■ Data extract ■

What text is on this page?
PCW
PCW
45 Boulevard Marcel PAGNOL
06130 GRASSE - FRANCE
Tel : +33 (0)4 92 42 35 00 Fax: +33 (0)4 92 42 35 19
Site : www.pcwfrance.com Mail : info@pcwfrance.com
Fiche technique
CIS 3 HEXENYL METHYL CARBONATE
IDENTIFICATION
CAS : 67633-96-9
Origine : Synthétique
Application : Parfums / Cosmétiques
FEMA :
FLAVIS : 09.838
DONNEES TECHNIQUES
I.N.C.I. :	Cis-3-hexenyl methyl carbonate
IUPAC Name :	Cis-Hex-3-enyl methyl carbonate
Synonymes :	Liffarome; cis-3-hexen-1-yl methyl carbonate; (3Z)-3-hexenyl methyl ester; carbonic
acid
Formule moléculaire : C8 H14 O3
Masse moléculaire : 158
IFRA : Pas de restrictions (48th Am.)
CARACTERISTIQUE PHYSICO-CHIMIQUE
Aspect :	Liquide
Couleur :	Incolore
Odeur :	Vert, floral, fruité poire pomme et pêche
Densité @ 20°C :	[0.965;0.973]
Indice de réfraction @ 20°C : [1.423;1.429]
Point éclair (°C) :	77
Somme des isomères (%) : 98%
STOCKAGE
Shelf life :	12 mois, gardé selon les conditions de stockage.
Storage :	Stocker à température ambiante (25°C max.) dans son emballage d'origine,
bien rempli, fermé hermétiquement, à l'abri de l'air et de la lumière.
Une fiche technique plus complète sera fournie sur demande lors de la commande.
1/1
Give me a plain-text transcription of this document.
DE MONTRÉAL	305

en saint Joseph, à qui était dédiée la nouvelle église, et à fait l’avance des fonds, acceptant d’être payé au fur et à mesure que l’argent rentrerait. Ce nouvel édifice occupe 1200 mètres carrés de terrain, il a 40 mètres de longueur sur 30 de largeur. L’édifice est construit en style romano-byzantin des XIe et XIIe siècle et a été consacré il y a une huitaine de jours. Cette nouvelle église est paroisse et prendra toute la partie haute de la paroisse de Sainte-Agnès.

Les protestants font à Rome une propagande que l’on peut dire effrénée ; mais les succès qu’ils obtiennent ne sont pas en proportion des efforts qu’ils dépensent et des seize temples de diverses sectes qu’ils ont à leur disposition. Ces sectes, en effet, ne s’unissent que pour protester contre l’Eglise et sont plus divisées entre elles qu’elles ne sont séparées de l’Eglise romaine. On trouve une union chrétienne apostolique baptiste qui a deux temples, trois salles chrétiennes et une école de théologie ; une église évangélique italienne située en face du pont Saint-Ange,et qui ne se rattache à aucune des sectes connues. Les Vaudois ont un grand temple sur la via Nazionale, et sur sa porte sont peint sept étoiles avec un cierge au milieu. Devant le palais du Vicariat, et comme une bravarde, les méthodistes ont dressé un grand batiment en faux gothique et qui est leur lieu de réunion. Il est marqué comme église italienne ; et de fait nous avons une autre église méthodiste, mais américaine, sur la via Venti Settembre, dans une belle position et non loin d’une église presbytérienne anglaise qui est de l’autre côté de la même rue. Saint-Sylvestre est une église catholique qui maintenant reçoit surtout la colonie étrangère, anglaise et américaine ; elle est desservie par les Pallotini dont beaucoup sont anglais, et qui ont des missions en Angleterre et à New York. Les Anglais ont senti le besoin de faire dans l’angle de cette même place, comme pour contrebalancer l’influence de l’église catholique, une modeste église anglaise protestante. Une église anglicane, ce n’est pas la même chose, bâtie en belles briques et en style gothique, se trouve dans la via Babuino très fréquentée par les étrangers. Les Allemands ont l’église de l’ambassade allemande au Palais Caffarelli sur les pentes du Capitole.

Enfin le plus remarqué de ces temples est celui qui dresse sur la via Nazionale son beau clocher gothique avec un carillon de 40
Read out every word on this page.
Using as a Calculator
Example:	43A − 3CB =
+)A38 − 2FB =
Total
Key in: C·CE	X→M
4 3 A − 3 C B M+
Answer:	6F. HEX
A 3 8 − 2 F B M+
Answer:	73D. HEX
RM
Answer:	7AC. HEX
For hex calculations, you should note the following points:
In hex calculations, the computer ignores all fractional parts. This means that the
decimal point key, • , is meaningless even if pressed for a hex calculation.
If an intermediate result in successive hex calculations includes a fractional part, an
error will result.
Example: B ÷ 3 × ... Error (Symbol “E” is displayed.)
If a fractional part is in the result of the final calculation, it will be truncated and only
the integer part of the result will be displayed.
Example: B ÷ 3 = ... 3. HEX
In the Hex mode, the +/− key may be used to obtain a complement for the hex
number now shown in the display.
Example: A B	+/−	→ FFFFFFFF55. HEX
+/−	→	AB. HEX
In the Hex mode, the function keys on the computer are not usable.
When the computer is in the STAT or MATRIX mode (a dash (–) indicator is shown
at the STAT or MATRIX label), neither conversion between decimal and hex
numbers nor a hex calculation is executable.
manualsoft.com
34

■ Direction ■
Copy each entry exactly, with nothing added or dropped.

■ Result of the exercise ■
What text is on this page?
PCW
PCW
45 Boulevard Marcel PAGNOL
06130 GRASSE - FRANCE
Tel : +33 (0)4 92 42 35 00 Fax: +33 (0)4 92 42 35 19
Site : www.pcwfrance.com Mail : info@pcwfrance.com
Fiche technique
CIS 3 HEXENYL METHYL CARBONATE
IDENTIFICATION
CAS : 67633-96-9
Origine : Synthétique
Application : Parfums / Cosmétiques
FEMA :
FLAVIS : 09.838
DONNEES TECHNIQUES
I.N.C.I. :	Cis-3-hexenyl methyl carbonate
IUPAC Name :	Cis-Hex-3-enyl methyl carbonate
Synonymes :	Liffarome; cis-3-hexen-1-yl methyl carbonate; (3Z)-3-hexenyl methyl ester; carbonic
acid
Formule moléculaire : C8 H14 O3
Masse moléculaire : 158
IFRA : Pas de restrictions (48th Am.)
CARACTERISTIQUE PHYSICO-CHIMIQUE
Aspect :	Liquide
Couleur :	Incolore
Odeur :	Vert, floral, fruité poire pomme et pêche
Densité @ 20°C :	[0.965;0.973]
Indice de réfraction @ 20°C : [1.423;1.429]
Point éclair (°C) :	77
Somme des isomères (%) : 98%
STOCKAGE
Shelf life :	12 mois, gardé selon les conditions de stockage.
Storage :	Stocker à température ambiante (25°C max.) dans son emballage d'origine,
bien rempli, fermé hermétiquement, à l'abri de l'air et de la lumière.
Une fiche technique plus complète sera fournie sur demande lors de la commande.
1/1
Give me a plain-text transcription of this document.
DE MONTRÉAL	305

en saint Joseph, à qui était dédiée la nouvelle église, et à fait l’avance des fonds, acceptant d’être payé au fur et à mesure que l’argent rentrerait. Ce nouvel édifice occupe 1200 mètres carrés de terrain, il a 40 mètres de longueur sur 30 de largeur. L’édifice est construit en style romano-byzantin des XIe et XIIe siècle et a été consacré il y a une huitaine de jours. Cette nouvelle église est paroisse et prendra toute la partie haute de la paroisse de Sainte-Agnès.

Les protestants font à Rome une propagande que l’on peut dire effrénée ; mais les succès qu’ils obtiennent ne sont pas en proportion des efforts qu’ils dépensent et des seize temples de diverses sectes qu’ils ont à leur disposition. Ces sectes, en effet, ne s’unissent que pour protester contre l’Eglise et sont plus divisées entre elles qu’elles ne sont séparées de l’Eglise romaine. On trouve une union chrétienne apostolique baptiste qui a deux temples, trois salles chrétiennes et une école de théologie ; une église évangélique italienne située en face du pont Saint-Ange,et qui ne se rattache à aucune des sectes connues. Les Vaudois ont un grand temple sur la via Nazionale, et sur sa porte sont peint sept étoiles avec un cierge au milieu. Devant le palais du Vicariat, et comme une bravarde, les méthodistes ont dressé un grand batiment en faux gothique et qui est leur lieu de réunion. Il est marqué comme église italienne ; et de fait nous avons une autre église méthodiste, mais américaine, sur la via Venti Settembre, dans une belle position et non loin d’une église presbytérienne anglaise qui est de l’autre côté de la même rue. Saint-Sylvestre est une église catholique qui maintenant reçoit surtout la colonie étrangère, anglaise et américaine ; elle est desservie par les Pallotini dont beaucoup sont anglais, et qui ont des missions en Angleterre et à New York. Les Anglais ont senti le besoin de faire dans l’angle de cette même place, comme pour contrebalancer l’influence de l’église catholique, une modeste église anglaise protestante. Une église anglicane, ce n’est pas la même chose, bâtie en belles briques et en style gothique, se trouve dans la via Babuino très fréquentée par les étrangers. Les Allemands ont l’église de l’ambassade allemande au Palais Caffarelli sur les pentes du Capitole.

Enfin le plus remarqué de ces temples est celui qui dresse sur la via Nazionale son beau clocher gothique avec un carillon de 40
Read out every word on this page.
Using as a Calculator
Example:	43A − 3CB =
+)A38 − 2FB =
Total
Key in: C·CE	X→M
4 3 A − 3 C B M+
Answer:	6F. HEX
A 3 8 − 2 F B M+
Answer:	73D. HEX
RM
Answer:	7AC. HEX
For hex calculations, you should note the following points:
In hex calculations, the computer ignores all fractional parts. This means that the
decimal point key, • , is meaningless even if pressed for a hex calculation.
If an intermediate result in successive hex calculations includes a fractional part, an
error will result.
Example: B ÷ 3 × ... Error (Symbol “E” is displayed.)
If a fractional part is in the result of the final calculation, it will be truncated and only
the integer part of the result will be displayed.
Example: B ÷ 3 = ... 3. HEX
In the Hex mode, the +/− key may be used to obtain a complement for the hex
number now shown in the display.
Example: A B	+/−	→ FFFFFFFF55. HEX
+/−	→	AB. HEX
In the Hex mode, the function keys on the computer are not usable.
When the computer is in the STAT or MATRIX mode (a dash (–) indicator is shown
at the STAT or MATRIX label), neither conversion between decimal and hex
numbers nor a hex calculation is executable.
manualsoft.com
34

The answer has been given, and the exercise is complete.